### [OBJECTIVE]
Tell how many lines contain the word "страницы". Reply with the number only.

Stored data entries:

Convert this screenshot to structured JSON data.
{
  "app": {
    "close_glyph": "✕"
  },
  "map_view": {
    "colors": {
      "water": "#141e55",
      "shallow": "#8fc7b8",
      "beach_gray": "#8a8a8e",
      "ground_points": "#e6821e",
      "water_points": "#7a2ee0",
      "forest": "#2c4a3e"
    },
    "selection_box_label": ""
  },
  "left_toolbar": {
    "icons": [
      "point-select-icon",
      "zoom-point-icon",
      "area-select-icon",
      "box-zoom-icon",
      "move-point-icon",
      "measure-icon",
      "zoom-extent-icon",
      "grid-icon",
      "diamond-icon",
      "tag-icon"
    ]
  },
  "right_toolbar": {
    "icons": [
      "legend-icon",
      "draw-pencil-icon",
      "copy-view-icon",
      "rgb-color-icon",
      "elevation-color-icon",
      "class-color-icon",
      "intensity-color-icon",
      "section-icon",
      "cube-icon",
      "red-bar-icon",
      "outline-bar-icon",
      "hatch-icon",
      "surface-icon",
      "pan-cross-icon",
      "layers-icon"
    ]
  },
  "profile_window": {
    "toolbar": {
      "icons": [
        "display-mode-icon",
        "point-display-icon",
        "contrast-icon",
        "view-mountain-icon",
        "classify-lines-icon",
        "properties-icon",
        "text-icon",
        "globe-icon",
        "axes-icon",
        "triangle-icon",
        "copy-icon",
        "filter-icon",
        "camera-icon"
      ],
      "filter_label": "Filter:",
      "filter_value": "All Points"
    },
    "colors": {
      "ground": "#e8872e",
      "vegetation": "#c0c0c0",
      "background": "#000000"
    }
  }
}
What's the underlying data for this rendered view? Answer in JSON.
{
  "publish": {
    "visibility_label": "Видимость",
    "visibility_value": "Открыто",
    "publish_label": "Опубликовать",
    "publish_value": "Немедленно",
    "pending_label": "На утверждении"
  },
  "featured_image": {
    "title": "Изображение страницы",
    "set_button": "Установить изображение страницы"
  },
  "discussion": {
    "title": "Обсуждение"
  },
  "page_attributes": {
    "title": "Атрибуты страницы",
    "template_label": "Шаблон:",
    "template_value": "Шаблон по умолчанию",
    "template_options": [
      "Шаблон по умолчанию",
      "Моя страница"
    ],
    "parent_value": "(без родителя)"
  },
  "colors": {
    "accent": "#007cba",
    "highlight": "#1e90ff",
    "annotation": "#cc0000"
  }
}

### [SOLUTION]
3